- **TASK INSTRUCTIONS**
Word for word, repeat the entries, minus the pictures.
===
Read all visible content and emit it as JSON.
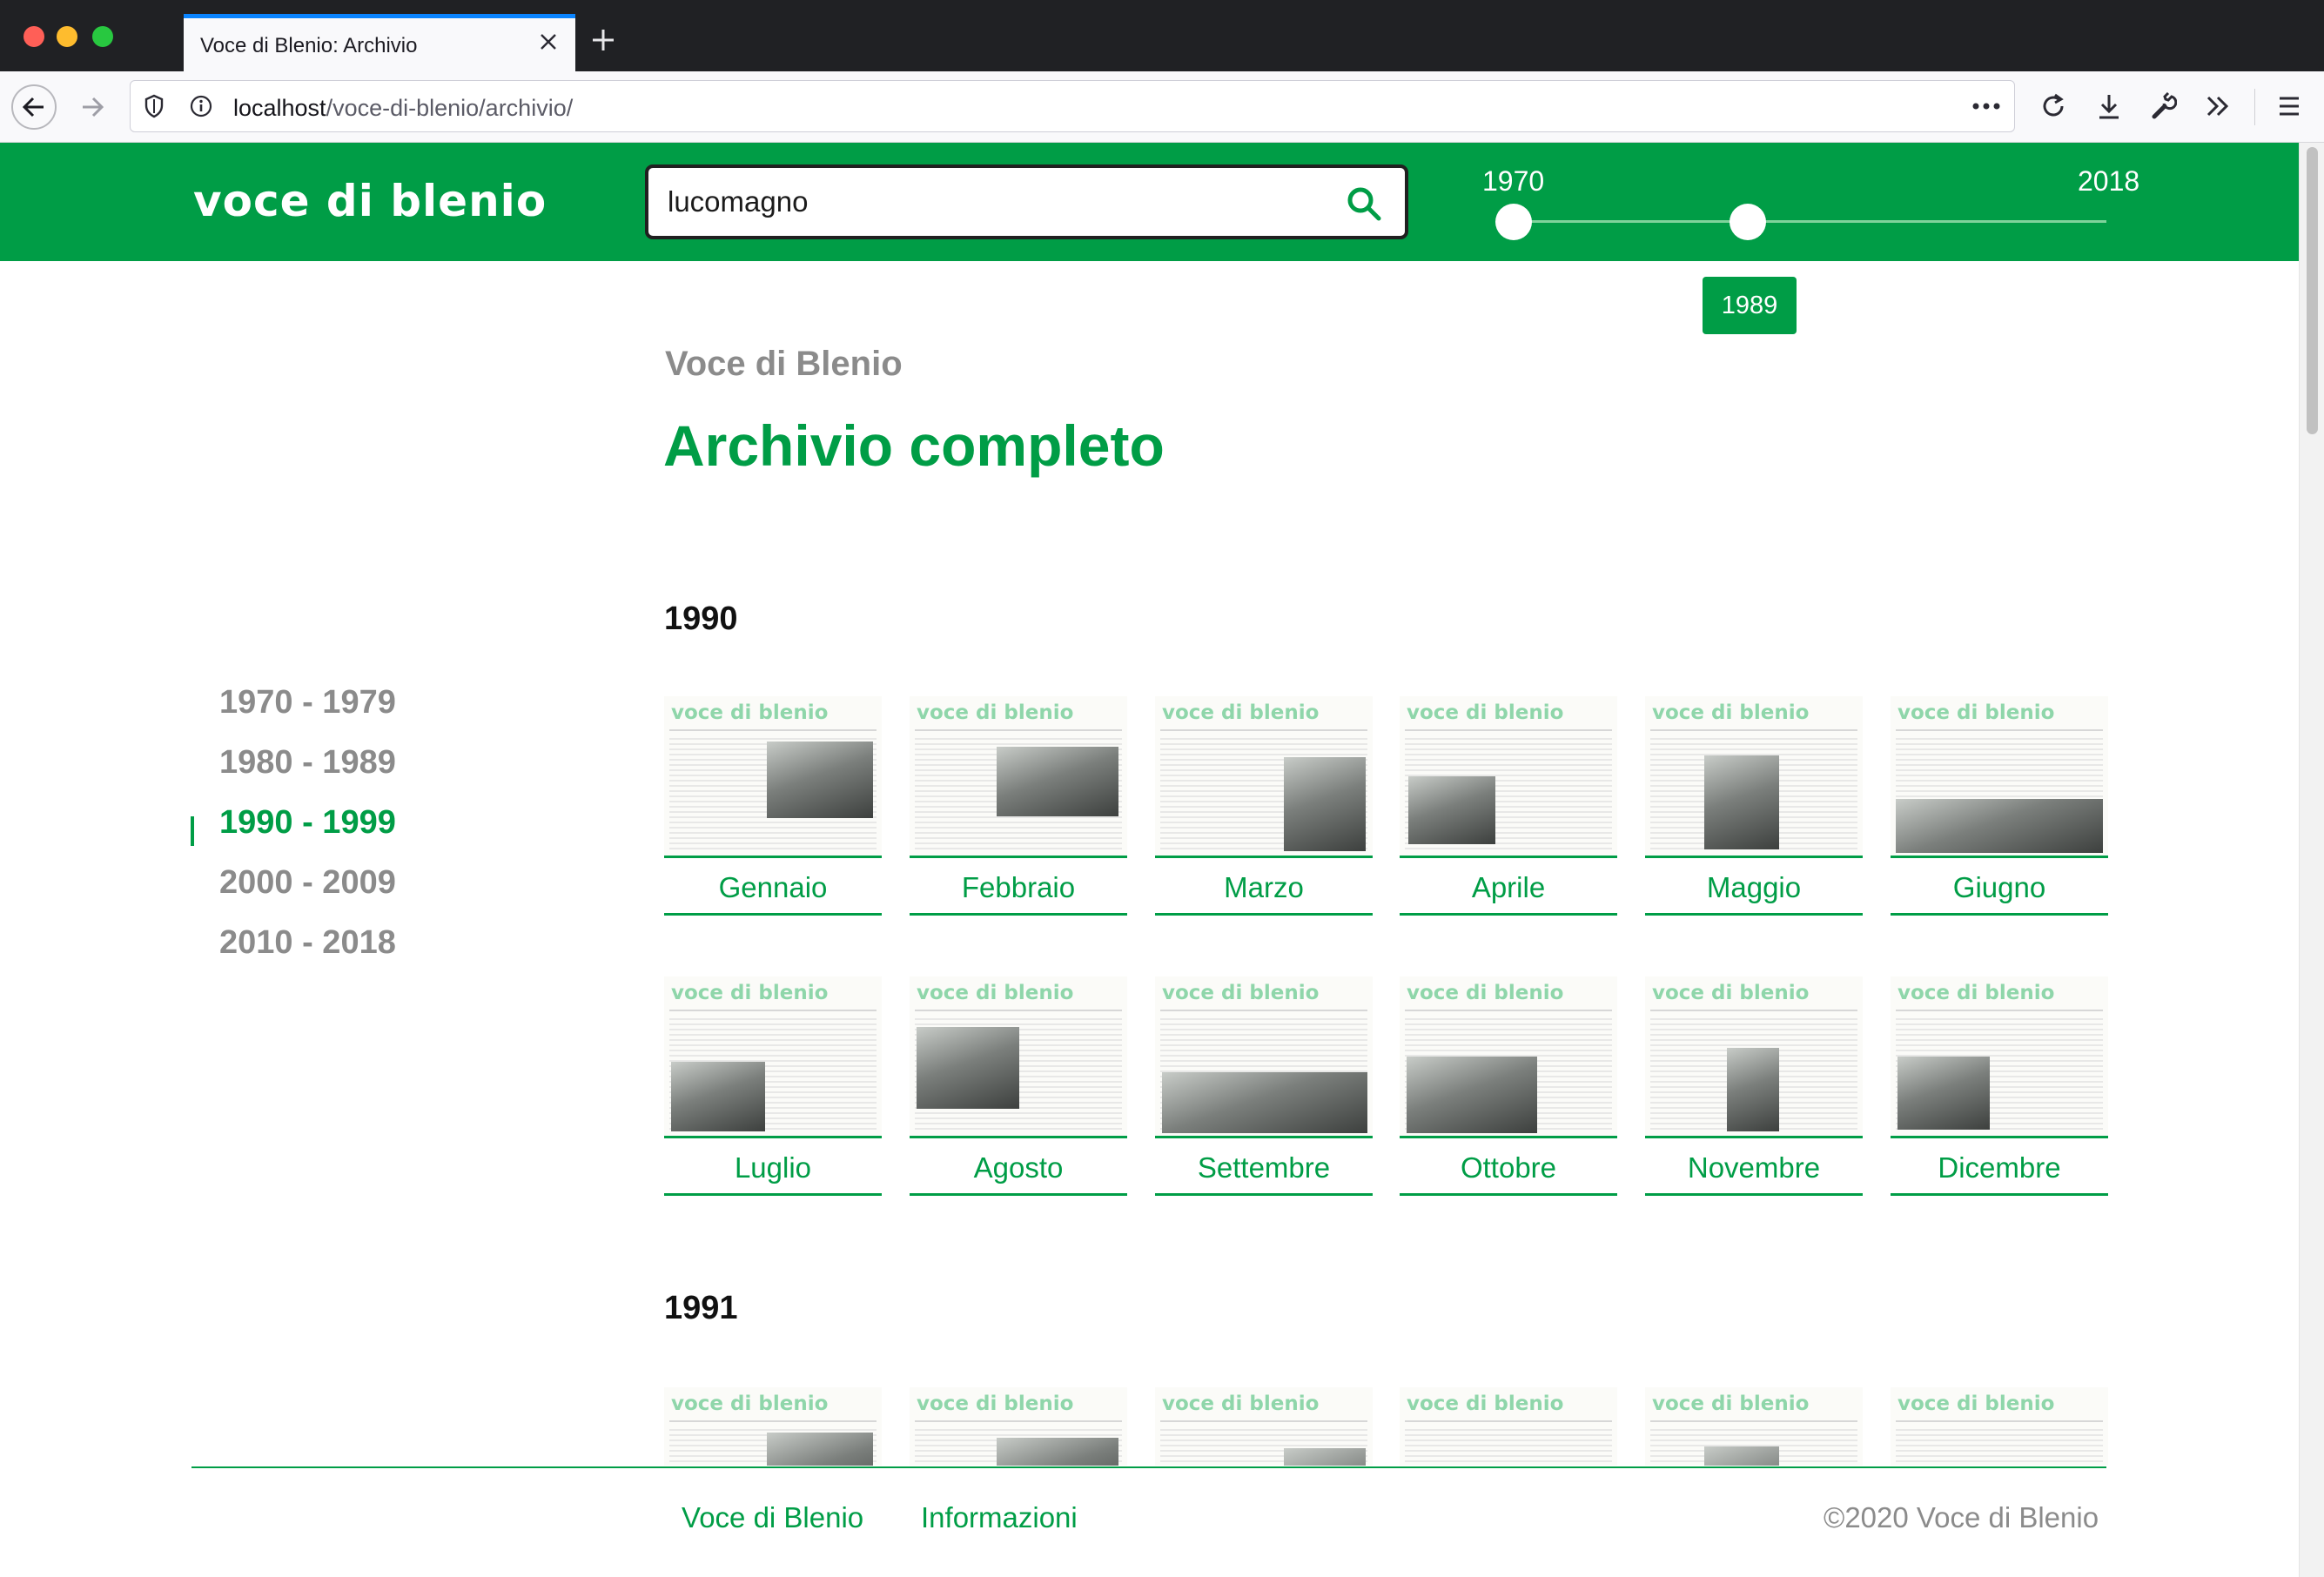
{
  "browser": {
    "tab_title": "Voce di Blenio: Archivio",
    "url_host": "localhost",
    "url_path": "/voce-di-blenio/archivio/",
    "accent_color": "#0a84ff"
  },
  "header": {
    "logo": "voce di blenio",
    "search": {
      "value": "lucomagno",
      "placeholder": ""
    },
    "slider": {
      "min_label": "1970",
      "max_label": "2018",
      "selected_max": "1989"
    },
    "brand_color": "#009d46"
  },
  "main": {
    "kicker": "Voce di Blenio",
    "title": "Archivio completo"
  },
  "decades": [
    {
      "label": "1970 - 1979",
      "active": false
    },
    {
      "label": "1980 - 1989",
      "active": false
    },
    {
      "label": "1990 - 1999",
      "active": true
    },
    {
      "label": "2000 - 2009",
      "active": false
    },
    {
      "label": "2010 - 2018",
      "active": false
    }
  ],
  "years": [
    {
      "year": "1990",
      "months": [
        "Gennaio",
        "Febbraio",
        "Marzo",
        "Aprile",
        "Maggio",
        "Giugno",
        "Luglio",
        "Agosto",
        "Settembre",
        "Ottobre",
        "Novembre",
        "Dicembre"
      ]
    },
    {
      "year": "1991"
    }
  ],
  "footer": {
    "links": [
      "Voce di Blenio",
      "Informazioni"
    ],
    "copyright": "©2020 Voce di Blenio"
  },
  "icons": [
    "back-arrow-icon",
    "forward-arrow-icon",
    "shield-icon",
    "info-icon",
    "more-icon",
    "reload-icon",
    "download-icon",
    "wrench-icon",
    "chevrons-icon",
    "menu-icon",
    "search-icon",
    "close-icon",
    "plus-icon"
  ]
}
===
- **SOLUTION FOR THIS EXERCISE**
Read all visible content and emit it as JSON.
{
  "browser": {
    "tab_title": "Voce di Blenio: Archivio",
    "url_host": "localhost",
    "url_path": "/voce-di-blenio/archivio/",
    "accent_color": "#0a84ff"
  },
  "header": {
    "logo": "voce di blenio",
    "search": {
      "value": "lucomagno",
      "placeholder": ""
    },
    "slider": {
      "min_label": "1970",
      "max_label": "2018",
      "selected_max": "1989"
    },
    "brand_color": "#009d46"
  },
  "main": {
    "kicker": "Voce di Blenio",
    "title": "Archivio completo"
  },
  "decades": [
    {
      "label": "1970 - 1979",
      "active": false
    },
    {
      "label": "1980 - 1989",
      "active": false
    },
    {
      "label": "1990 - 1999",
      "active": true
    },
    {
      "label": "2000 - 2009",
      "active": false
    },
    {
      "label": "2010 - 2018",
      "active": false
    }
  ],
  "years": [
    {
      "year": "1990",
      "months": [
        "Gennaio",
        "Febbraio",
        "Marzo",
        "Aprile",
        "Maggio",
        "Giugno",
        "Luglio",
        "Agosto",
        "Settembre",
        "Ottobre",
        "Novembre",
        "Dicembre"
      ]
    },
    {
      "year": "1991"
    }
  ],
  "footer": {
    "links": [
      "Voce di Blenio",
      "Informazioni"
    ],
    "copyright": "©2020 Voce di Blenio"
  },
  "icons": [
    "back-arrow-icon",
    "forward-arrow-icon",
    "shield-icon",
    "info-icon",
    "more-icon",
    "reload-icon",
    "download-icon",
    "wrench-icon",
    "chevrons-icon",
    "menu-icon",
    "search-icon",
    "close-icon",
    "plus-icon"
  ]
}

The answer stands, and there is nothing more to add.